▶ [Work to do]:
Print the data that follows exactly.

-- BEGIN Given records --

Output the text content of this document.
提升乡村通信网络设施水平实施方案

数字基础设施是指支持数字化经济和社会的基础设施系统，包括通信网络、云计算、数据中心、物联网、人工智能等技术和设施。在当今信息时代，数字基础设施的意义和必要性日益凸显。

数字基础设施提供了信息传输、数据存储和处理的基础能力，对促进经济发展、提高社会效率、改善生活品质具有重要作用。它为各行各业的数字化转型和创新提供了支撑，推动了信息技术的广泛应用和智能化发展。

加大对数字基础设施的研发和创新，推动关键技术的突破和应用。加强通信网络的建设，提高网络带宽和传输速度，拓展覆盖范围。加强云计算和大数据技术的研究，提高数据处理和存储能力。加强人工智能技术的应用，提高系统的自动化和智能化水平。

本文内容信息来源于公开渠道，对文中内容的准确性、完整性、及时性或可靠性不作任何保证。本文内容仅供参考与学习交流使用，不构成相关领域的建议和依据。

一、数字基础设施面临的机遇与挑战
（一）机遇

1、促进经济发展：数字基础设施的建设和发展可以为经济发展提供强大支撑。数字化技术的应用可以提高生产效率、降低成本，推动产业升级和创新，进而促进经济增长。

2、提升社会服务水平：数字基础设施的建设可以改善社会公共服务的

-- END Given records --

▶ [Response]:
Output the text content of this document.
提升乡村通信网络设施水平实施方案

数字基础设施是指支持数字化经济和社会的基础设施系统，包括通信网络、云计算、数据中心、物联网、人工智能等技术和设施。在当今信息时代，数字基础设施的意义和必要性日益凸显。

数字基础设施提供了信息传输、数据存储和处理的基础能力，对促进经济发展、提高社会效率、改善生活品质具有重要作用。它为各行各业的数字化转型和创新提供了支撑，推动了信息技术的广泛应用和智能化发展。

加大对数字基础设施的研发和创新，推动关键技术的突破和应用。加强通信网络的建设，提高网络带宽和传输速度，拓展覆盖范围。加强云计算和大数据技术的研究，提高数据处理和存储能力。加强人工智能技术的应用，提高系统的自动化和智能化水平。

本文内容信息来源于公开渠道，对文中内容的准确性、完整性、及时性或可靠性不作任何保证。本文内容仅供参考与学习交流使用，不构成相关领域的建议和依据。

一、数字基础设施面临的机遇与挑战
（一）机遇

1、促进经济发展：数字基础设施的建设和发展可以为经济发展提供强大支撑。数字化技术的应用可以提高生产效率、降低成本，推动产业升级和创新，进而促进经济增长。

2、提升社会服务水平：数字基础设施的建设可以改善社会公共服务的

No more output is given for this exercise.